DO THIS: Reproduce the data below in full and exclude every picture.

GIVEN RECORDS:
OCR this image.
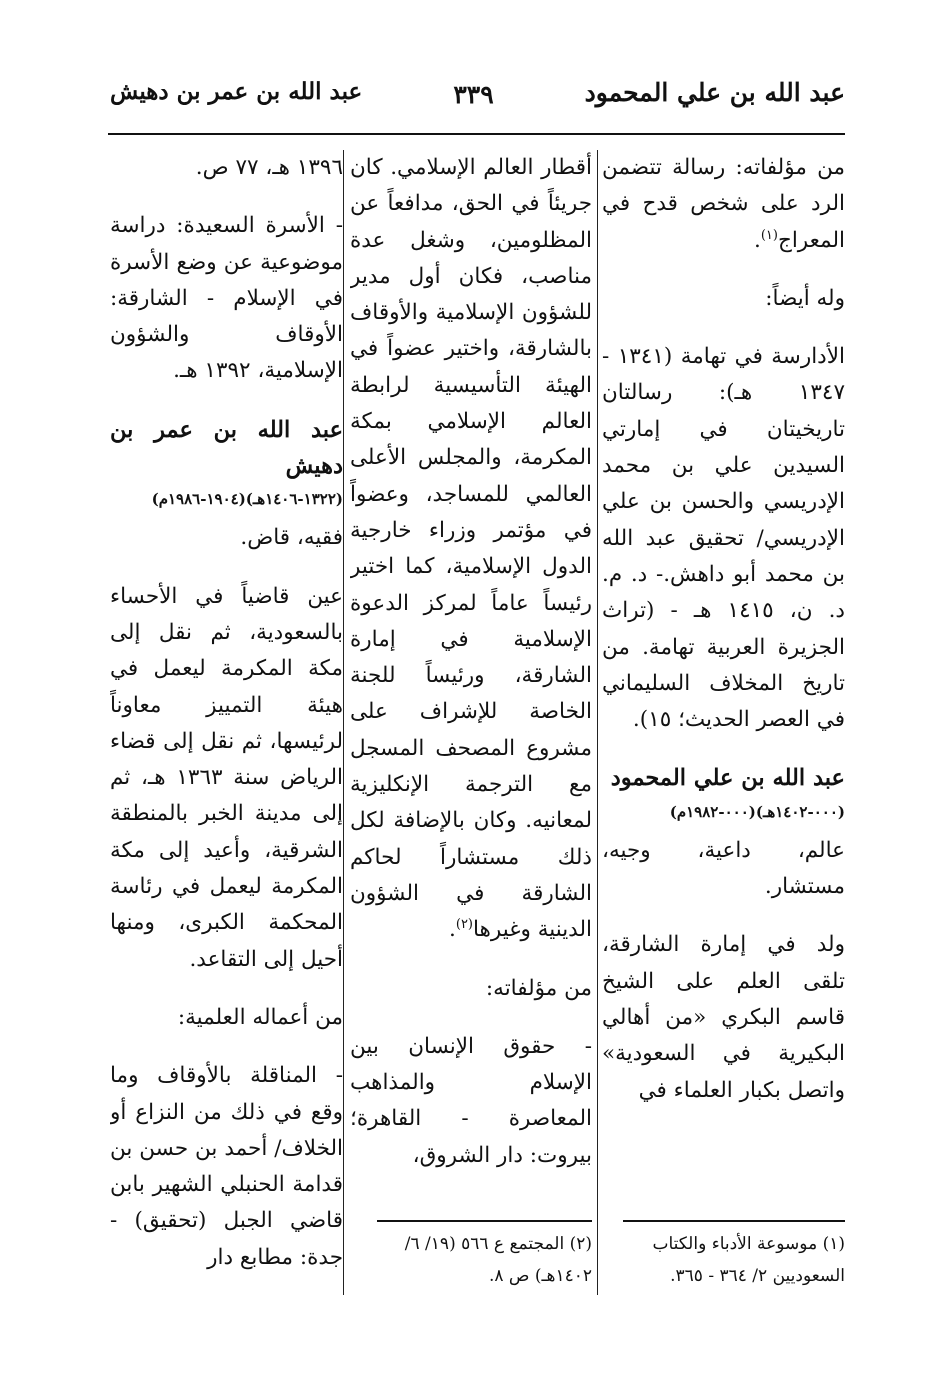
عبد الله بن علي المحمود
٣٣٩
عبد الله بن عمر بن دهيش

من مؤلفاته: رسالة تتضمن الرد على شخص قدح في المعراج$^{(١)}$.

وله أيضاً:

الأدارسة في تهامة (١٣٤١ - ١٣٤٧ هـ): رسالتان تاريخيتان في إمارتي السيدين علي بن محمد الإدريسي والحسن بن علي الإدريسي/ تحقيق عبد الله بن محمد أبو داهش.- د. م. د. ن، ١٤١٥ هـ - (تراث الجزيرة العربية تهامة. من تاريخ المخلاف السليماني في العصر الحديث؛ ١٥).

عبد الله بن علي المحمود
(٠٠٠-١٤٠٢هـ)(٠٠٠-١٩٨٢م)

عالم، داعية، وجيه، مستشار.

ولد في إمارة الشارقة، تلقى العلم على الشيخ قاسم البكري «من أهالي البكيرية في السعودية» واتصل بكبار العلماء في

أقطار العالم الإسلامي. كان جريئاً في الحق، مدافعاً عن المظلومين، وشغل عدة مناصب، فكان أول مدير للشؤون الإسلامية والأوقاف بالشارقة، واختير عضواً في الهيئة التأسيسية لرابطة العالم الإسلامي بمكة المكرمة، والمجلس الأعلى العالمي للمساجد، وعضواً في مؤتمر وزراء خارجية الدول الإسلامية، كما اختير رئيساً عاماً لمركز الدعوة الإسلامية في إمارة الشارقة، ورئيساً للجنة الخاصة للإشراف على مشروع المصحف المسجل مع الترجمة الإنكليزية لمعانيه. وكان بالإضافة لكل ذلك مستشاراً لحاكم الشارقة في الشؤون الدينية وغيرها$^{(٢)}$.

من مؤلفاته:

- حقوق الإنسان بين الإسلام والمذاهب المعاصرة - القاهرة؛ بيروت: دار الشروق،

١٣٩٦ هـ، ٧٧ ص.

- الأسرة السعيدة: دراسة موضوعية عن وضع الأسرة في الإسلام - الشارقة: الأوقاف والشؤون الإسلامية، ١٣٩٢ هـ.

عبد الله بن عمر بن دهيش
(١٣٢٢-١٤٠٦هـ)(١٩٠٤-١٩٨٦م)

فقيه، قاض.

عين قاضياً في الأحساء بالسعودية، ثم نقل إلى مكة المكرمة ليعمل في هيئة التمييز معاوناً لرئيسها، ثم نقل إلى قضاء الرياض سنة ١٣٦٣ هـ، ثم إلى مدينة الخبر بالمنطقة الشرقية، وأعيد إلى مكة المكرمة ليعمل في رئاسة المحكمة الكبرى، ومنها أحيل إلى التقاعد.

من أعماله العلمية:

- المناقلة بالأوقاف وما وقع في ذلك من النزاع أو الخلاف/ أحمد بن حسن بن قدامة الحنبلي الشهير بابن قاضي الجبل (تحقيق) - جدة: مطابع دار

(١) موسوعة الأدباء والكتاب السعوديين ٢/ ٣٦٤ - ٣٦٥.
(٢) المجتمع ع ٥٦٦ (١٩/ ٦/ ١٤٠٢هـ) ص ٨.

RESULT:
OCR this image.
عبد الله بن علي المحمود
٣٣٩
عبد الله بن عمر بن دهيش

من مؤلفاته: رسالة تتضمن الرد على شخص قدح في المعراج$^{(١)}$.

وله أيضاً:

الأدارسة في تهامة (١٣٤١ - ١٣٤٧ هـ): رسالتان تاريخيتان في إمارتي السيدين علي بن محمد الإدريسي والحسن بن علي الإدريسي/ تحقيق عبد الله بن محمد أبو داهش.- د. م. د. ن، ١٤١٥ هـ - (تراث الجزيرة العربية تهامة. من تاريخ المخلاف السليماني في العصر الحديث؛ ١٥).

عبد الله بن علي المحمود
(٠٠٠-١٤٠٢هـ)(٠٠٠-١٩٨٢م)

عالم، داعية، وجيه، مستشار.

ولد في إمارة الشارقة، تلقى العلم على الشيخ قاسم البكري «من أهالي البكيرية في السعودية» واتصل بكبار العلماء في

أقطار العالم الإسلامي. كان جريئاً في الحق، مدافعاً عن المظلومين، وشغل عدة مناصب، فكان أول مدير للشؤون الإسلامية والأوقاف بالشارقة، واختير عضواً في الهيئة التأسيسية لرابطة العالم الإسلامي بمكة المكرمة، والمجلس الأعلى العالمي للمساجد، وعضواً في مؤتمر وزراء خارجية الدول الإسلامية، كما اختير رئيساً عاماً لمركز الدعوة الإسلامية في إمارة الشارقة، ورئيساً للجنة الخاصة للإشراف على مشروع المصحف المسجل مع الترجمة الإنكليزية لمعانيه. وكان بالإضافة لكل ذلك مستشاراً لحاكم الشارقة في الشؤون الدينية وغيرها$^{(٢)}$.

من مؤلفاته:

- حقوق الإنسان بين الإسلام والمذاهب المعاصرة - القاهرة؛ بيروت: دار الشروق،

١٣٩٦ هـ، ٧٧ ص.

- الأسرة السعيدة: دراسة موضوعية عن وضع الأسرة في الإسلام - الشارقة: الأوقاف والشؤون الإسلامية، ١٣٩٢ هـ.

عبد الله بن عمر بن دهيش
(١٣٢٢-١٤٠٦هـ)(١٩٠٤-١٩٨٦م)

فقيه، قاض.

عين قاضياً في الأحساء بالسعودية، ثم نقل إلى مكة المكرمة ليعمل في هيئة التمييز معاوناً لرئيسها، ثم نقل إلى قضاء الرياض سنة ١٣٦٣ هـ، ثم إلى مدينة الخبر بالمنطقة الشرقية، وأعيد إلى مكة المكرمة ليعمل في رئاسة المحكمة الكبرى، ومنها أحيل إلى التقاعد.

من أعماله العلمية:

- المناقلة بالأوقاف وما وقع في ذلك من النزاع أو الخلاف/ أحمد بن حسن بن قدامة الحنبلي الشهير بابن قاضي الجبل (تحقيق) - جدة: مطابع دار

(١) موسوعة الأدباء والكتاب السعوديين ٢/ ٣٦٤ - ٣٦٥.
(٢) المجتمع ع ٥٦٦ (١٩/ ٦/ ١٤٠٢هـ) ص ٨.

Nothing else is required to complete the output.